■ **Region annotation records**
+ + +

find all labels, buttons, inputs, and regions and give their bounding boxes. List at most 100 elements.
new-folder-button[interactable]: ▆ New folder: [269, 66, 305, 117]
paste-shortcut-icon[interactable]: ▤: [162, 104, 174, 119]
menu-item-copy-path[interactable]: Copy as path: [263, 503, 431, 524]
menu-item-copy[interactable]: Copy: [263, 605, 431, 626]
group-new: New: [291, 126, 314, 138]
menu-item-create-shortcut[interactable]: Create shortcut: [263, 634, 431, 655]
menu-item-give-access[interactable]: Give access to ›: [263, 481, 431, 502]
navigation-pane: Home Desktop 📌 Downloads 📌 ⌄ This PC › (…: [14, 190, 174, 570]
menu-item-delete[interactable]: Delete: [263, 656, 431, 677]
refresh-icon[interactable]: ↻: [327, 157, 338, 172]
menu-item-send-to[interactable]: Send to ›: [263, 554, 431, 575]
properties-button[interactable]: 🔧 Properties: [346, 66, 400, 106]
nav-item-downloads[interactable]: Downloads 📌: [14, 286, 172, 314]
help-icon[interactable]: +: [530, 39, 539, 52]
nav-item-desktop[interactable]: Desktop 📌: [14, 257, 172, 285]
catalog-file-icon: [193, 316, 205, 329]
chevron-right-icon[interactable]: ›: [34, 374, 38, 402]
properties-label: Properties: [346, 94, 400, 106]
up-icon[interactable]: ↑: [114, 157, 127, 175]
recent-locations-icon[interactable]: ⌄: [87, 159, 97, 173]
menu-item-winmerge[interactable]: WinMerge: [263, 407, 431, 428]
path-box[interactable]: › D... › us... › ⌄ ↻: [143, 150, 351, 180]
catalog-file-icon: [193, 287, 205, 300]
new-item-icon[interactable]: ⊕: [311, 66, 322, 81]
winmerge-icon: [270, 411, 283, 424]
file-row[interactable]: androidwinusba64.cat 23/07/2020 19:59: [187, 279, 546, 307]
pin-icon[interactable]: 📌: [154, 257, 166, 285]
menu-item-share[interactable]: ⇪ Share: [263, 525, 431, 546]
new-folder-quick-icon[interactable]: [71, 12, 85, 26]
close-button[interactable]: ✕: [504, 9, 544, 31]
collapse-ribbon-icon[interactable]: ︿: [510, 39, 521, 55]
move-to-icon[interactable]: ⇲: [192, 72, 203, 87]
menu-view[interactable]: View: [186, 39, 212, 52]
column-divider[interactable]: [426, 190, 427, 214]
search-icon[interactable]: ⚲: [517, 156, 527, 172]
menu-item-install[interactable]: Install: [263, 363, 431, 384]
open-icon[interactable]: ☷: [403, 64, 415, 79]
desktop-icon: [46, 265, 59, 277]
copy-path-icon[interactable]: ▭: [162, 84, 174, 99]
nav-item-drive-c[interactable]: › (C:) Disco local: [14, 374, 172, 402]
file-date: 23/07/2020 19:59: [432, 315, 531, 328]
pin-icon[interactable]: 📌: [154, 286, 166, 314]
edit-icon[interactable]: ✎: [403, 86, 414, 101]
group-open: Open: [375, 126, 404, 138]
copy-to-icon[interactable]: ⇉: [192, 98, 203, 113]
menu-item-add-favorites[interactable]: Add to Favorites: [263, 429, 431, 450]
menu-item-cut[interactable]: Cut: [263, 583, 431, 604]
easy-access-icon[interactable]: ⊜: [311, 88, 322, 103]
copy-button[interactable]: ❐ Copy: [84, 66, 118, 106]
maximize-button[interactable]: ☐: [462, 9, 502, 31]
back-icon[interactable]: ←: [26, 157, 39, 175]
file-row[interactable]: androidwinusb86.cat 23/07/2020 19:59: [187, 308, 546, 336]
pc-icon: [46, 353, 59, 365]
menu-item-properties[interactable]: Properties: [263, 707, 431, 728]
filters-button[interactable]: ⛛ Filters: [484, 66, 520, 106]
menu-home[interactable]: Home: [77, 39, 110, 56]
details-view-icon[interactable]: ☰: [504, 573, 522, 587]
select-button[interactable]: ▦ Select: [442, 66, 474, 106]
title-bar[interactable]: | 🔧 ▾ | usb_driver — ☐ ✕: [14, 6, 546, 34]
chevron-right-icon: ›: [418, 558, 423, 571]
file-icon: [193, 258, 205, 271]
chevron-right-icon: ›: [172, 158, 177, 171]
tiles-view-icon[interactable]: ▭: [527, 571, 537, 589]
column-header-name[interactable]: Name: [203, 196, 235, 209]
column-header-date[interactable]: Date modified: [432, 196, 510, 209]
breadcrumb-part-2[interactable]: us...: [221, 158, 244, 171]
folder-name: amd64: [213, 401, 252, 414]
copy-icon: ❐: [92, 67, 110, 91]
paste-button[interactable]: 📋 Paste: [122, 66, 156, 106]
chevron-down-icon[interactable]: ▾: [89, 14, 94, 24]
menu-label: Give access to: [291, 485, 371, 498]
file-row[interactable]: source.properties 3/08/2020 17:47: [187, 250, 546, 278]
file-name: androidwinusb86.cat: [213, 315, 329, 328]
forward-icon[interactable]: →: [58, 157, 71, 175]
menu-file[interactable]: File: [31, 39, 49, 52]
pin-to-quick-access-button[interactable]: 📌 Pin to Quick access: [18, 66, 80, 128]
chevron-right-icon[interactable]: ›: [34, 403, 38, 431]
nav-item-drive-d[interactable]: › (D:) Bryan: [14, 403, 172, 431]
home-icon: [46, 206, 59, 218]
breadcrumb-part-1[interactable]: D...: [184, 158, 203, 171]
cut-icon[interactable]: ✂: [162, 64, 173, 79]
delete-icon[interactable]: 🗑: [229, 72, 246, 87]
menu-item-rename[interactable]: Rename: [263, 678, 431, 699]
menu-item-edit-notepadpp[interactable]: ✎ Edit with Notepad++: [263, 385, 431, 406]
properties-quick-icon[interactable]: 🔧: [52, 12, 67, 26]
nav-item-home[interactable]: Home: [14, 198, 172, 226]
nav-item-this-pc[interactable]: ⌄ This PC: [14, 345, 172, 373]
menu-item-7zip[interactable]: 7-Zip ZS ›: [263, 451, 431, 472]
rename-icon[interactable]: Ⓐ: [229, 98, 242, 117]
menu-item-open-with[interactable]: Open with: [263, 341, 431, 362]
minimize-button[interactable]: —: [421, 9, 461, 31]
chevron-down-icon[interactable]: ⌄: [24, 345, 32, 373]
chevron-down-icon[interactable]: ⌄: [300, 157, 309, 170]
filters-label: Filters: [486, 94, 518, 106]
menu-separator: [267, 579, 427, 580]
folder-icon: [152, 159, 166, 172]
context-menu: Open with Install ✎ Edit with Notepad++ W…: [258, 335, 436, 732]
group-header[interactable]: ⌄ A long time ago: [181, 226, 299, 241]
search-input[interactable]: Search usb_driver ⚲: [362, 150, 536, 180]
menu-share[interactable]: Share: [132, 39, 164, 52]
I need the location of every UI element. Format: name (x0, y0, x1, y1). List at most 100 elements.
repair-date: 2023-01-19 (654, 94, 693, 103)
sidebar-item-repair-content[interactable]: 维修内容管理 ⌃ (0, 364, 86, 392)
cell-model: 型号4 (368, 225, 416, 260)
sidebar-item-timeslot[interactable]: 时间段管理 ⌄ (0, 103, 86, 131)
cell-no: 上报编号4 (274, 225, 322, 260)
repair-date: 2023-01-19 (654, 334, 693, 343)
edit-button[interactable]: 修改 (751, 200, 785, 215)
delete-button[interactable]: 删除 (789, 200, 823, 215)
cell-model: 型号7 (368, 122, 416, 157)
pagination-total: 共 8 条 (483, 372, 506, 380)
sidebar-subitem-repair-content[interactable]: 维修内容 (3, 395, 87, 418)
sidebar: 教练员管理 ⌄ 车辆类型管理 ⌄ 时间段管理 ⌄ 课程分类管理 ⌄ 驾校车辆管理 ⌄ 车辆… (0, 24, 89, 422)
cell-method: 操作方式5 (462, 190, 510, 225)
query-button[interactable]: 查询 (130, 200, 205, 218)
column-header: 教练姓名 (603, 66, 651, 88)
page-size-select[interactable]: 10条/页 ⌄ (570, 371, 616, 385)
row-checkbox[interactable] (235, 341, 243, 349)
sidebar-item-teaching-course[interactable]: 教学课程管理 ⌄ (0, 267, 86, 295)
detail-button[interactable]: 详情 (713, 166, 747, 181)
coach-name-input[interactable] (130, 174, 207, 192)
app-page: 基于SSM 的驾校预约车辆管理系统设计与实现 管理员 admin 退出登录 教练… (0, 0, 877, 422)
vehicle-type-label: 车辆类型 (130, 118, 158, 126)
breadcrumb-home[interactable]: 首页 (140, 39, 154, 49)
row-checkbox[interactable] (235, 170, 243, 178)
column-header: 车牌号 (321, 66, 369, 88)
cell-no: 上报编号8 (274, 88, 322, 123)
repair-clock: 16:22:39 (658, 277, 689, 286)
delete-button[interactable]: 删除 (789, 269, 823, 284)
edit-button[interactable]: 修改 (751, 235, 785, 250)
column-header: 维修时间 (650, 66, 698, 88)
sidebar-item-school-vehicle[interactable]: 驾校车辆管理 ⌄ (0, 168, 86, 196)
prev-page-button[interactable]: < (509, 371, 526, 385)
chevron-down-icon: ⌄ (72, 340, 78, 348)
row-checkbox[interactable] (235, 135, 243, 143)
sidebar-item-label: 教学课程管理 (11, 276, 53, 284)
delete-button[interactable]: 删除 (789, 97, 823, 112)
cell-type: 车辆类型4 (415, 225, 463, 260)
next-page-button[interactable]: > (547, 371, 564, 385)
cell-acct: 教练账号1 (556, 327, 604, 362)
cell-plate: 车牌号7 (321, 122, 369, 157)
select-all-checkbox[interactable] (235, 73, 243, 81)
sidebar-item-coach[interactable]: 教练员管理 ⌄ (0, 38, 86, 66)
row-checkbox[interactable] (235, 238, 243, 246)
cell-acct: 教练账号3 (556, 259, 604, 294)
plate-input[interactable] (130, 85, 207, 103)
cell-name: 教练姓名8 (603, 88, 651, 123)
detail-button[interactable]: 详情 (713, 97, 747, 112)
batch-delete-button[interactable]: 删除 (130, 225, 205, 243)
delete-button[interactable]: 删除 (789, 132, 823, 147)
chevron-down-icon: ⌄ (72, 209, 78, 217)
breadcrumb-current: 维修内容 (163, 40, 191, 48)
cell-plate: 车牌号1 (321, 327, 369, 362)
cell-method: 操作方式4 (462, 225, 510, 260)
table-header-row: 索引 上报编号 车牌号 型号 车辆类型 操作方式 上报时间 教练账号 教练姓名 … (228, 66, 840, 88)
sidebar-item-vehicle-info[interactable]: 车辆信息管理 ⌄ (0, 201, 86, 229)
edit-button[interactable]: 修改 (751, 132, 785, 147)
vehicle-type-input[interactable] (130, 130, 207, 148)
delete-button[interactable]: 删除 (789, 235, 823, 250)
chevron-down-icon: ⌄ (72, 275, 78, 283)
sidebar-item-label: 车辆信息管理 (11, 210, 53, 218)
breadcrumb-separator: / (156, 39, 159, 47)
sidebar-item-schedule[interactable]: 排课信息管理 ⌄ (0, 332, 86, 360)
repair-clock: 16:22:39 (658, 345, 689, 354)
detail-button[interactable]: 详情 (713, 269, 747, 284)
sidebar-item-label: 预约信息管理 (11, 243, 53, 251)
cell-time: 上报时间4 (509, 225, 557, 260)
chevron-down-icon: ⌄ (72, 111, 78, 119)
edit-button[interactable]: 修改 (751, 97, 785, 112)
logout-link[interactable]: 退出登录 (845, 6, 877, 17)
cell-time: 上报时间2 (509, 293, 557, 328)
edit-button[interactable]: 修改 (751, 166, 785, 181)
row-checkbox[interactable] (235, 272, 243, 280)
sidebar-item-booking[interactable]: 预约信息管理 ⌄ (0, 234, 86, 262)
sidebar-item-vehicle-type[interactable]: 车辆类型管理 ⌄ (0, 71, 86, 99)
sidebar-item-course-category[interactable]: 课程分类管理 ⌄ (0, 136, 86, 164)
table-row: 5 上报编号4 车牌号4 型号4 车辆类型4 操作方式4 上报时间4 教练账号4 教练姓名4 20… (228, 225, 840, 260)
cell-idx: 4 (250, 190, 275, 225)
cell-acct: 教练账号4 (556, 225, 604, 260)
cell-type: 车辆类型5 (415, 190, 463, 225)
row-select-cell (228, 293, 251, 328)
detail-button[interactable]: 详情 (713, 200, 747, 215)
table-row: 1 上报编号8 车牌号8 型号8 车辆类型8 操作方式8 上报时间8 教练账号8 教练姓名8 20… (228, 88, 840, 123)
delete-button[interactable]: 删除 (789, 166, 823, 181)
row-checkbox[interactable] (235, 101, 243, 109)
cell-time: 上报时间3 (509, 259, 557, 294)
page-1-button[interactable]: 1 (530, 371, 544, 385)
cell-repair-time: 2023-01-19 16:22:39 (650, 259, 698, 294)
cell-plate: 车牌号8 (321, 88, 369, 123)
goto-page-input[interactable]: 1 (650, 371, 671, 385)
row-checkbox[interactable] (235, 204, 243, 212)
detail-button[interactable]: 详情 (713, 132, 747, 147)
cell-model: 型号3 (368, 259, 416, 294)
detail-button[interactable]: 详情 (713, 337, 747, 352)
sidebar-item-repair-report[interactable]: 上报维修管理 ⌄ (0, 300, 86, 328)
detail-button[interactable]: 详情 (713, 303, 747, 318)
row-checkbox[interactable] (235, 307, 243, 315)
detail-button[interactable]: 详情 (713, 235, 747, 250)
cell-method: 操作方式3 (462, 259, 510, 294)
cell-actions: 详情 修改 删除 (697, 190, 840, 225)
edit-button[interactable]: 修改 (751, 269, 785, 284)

+ + +

■ **WHAT IS BEING ASKED**
Copy out the records line for line, beginning with the first line and stopping after the line that contains "menu-item-copy[interactable]: Copy: [263, 605, 431, 626]".

■ **REPLY**
find all labels, buttons, inputs, and regions and give their bounding boxes. List at most 100 elements.
new-folder-button[interactable]: ▆ New folder: [269, 66, 305, 117]
paste-shortcut-icon[interactable]: ▤: [162, 104, 174, 119]
menu-item-copy-path[interactable]: Copy as path: [263, 503, 431, 524]
menu-item-copy[interactable]: Copy: [263, 605, 431, 626]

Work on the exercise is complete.